THE PROBLEM
Omit the pictures and extract only the lines from the line containing "Serialize everything readable" to the end of the material, each exactly as written.

-- Begin --

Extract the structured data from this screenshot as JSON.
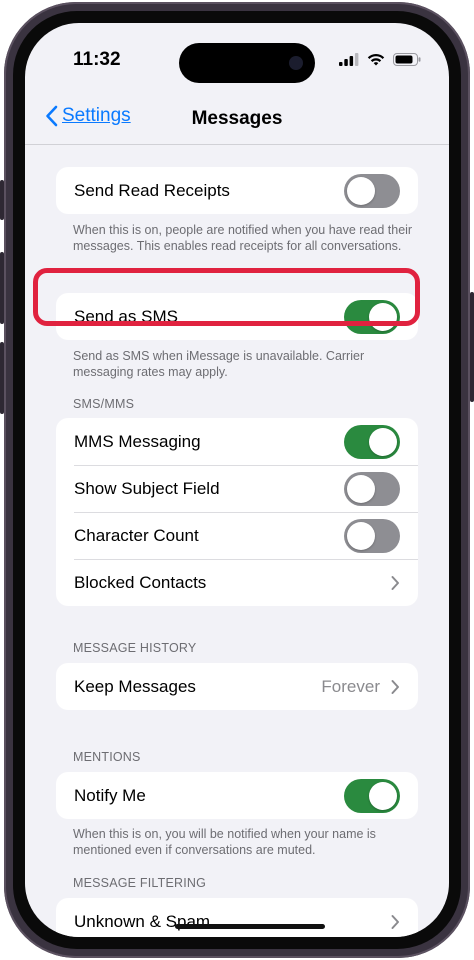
{
  "status_bar": {
    "time": "11:32"
  },
  "nav": {
    "back_label": "Settings",
    "title": "Messages"
  },
  "groups": {
    "read_receipts": {
      "label": "Send Read Receipts",
      "on": false,
      "footnote": "When this is on, people are notified when you have read their messages. This enables read receipts for all conversations."
    },
    "send_sms": {
      "label": "Send as SMS",
      "on": true,
      "footnote": "Send as SMS when iMessage is unavailable. Carrier messaging rates may apply."
    },
    "sms_mms": {
      "header": "SMS/MMS",
      "mms": {
        "label": "MMS Messaging",
        "on": true
      },
      "subject": {
        "label": "Show Subject Field",
        "on": false
      },
      "char_count": {
        "label": "Character Count",
        "on": false
      },
      "blocked": {
        "label": "Blocked Contacts"
      }
    },
    "history": {
      "header": "MESSAGE HISTORY",
      "label": "Keep Messages",
      "value": "Forever"
    },
    "mentions": {
      "header": "MENTIONS",
      "label": "Notify Me",
      "on": true,
      "footnote": "When this is on, you will be notified when your name is mentioned even if conversations are muted."
    },
    "filtering": {
      "header": "MESSAGE FILTERING",
      "label": "Unknown & Spam"
    }
  },
  "colors": {
    "accent": "#0a7aff",
    "toggle_on": "#2a8a3f",
    "toggle_off": "#8e8e93",
    "highlight": "#e0223f"
  },
  "icons": [
    "signal-icon",
    "wifi-icon",
    "battery-icon",
    "chevron-left-icon",
    "chevron-right-icon"
  ]
}
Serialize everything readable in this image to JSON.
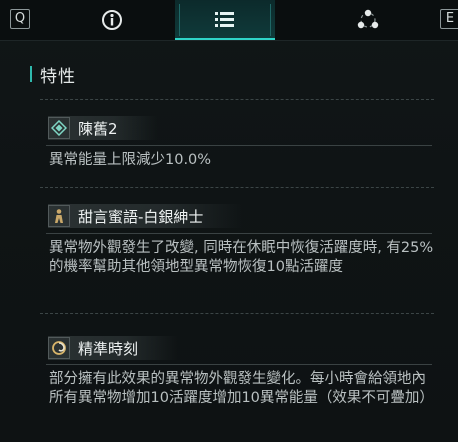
{
  "tabbar": {
    "left_key": "Q",
    "right_key": "E",
    "tabs": [
      {
        "icon": "info-icon"
      },
      {
        "icon": "list-icon",
        "active": true
      },
      {
        "icon": "network-icon"
      }
    ],
    "accent_color": "#2fd4c8"
  },
  "section": {
    "title": "特性"
  },
  "traits": [
    {
      "name": "陳舊2",
      "icon": "diamond-icon",
      "icon_color": "#7fd6c4",
      "description": "異常能量上限減少10.0%"
    },
    {
      "name": "甜言蜜語-白銀紳士",
      "icon": "figure-icon",
      "icon_color": "#c9a86a",
      "description": "異常物外觀發生了改變, 同時在休眠中恢復活躍度時, 有25%的機率幫助其他領地型異常物恢復10點活躍度"
    },
    {
      "name": "精準時刻",
      "icon": "swirl-icon",
      "icon_color": "#d7b46a",
      "description": "部分擁有此效果的異常物外觀發生變化。每小時會給領地內所有異常物增加10活躍度增加10異常能量（效果不可疊加）"
    }
  ]
}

-- End --

PROBLEM SOLUTION
Serialize everything readable in this image to JSON.
{
  "tabbar": {
    "left_key": "Q",
    "right_key": "E",
    "tabs": [
      {
        "icon": "info-icon"
      },
      {
        "icon": "list-icon",
        "active": true
      },
      {
        "icon": "network-icon"
      }
    ],
    "accent_color": "#2fd4c8"
  },
  "section": {
    "title": "特性"
  },
  "traits": [
    {
      "name": "陳舊2",
      "icon": "diamond-icon",
      "icon_color": "#7fd6c4",
      "description": "異常能量上限減少10.0%"
    },
    {
      "name": "甜言蜜語-白銀紳士",
      "icon": "figure-icon",
      "icon_color": "#c9a86a",
      "description": "異常物外觀發生了改變, 同時在休眠中恢復活躍度時, 有25%的機率幫助其他領地型異常物恢復10點活躍度"
    },
    {
      "name": "精準時刻",
      "icon": "swirl-icon",
      "icon_color": "#d7b46a",
      "description": "部分擁有此效果的異常物外觀發生變化。每小時會給領地內所有異常物增加10活躍度增加10異常能量（效果不可疊加）"
    }
  ]
}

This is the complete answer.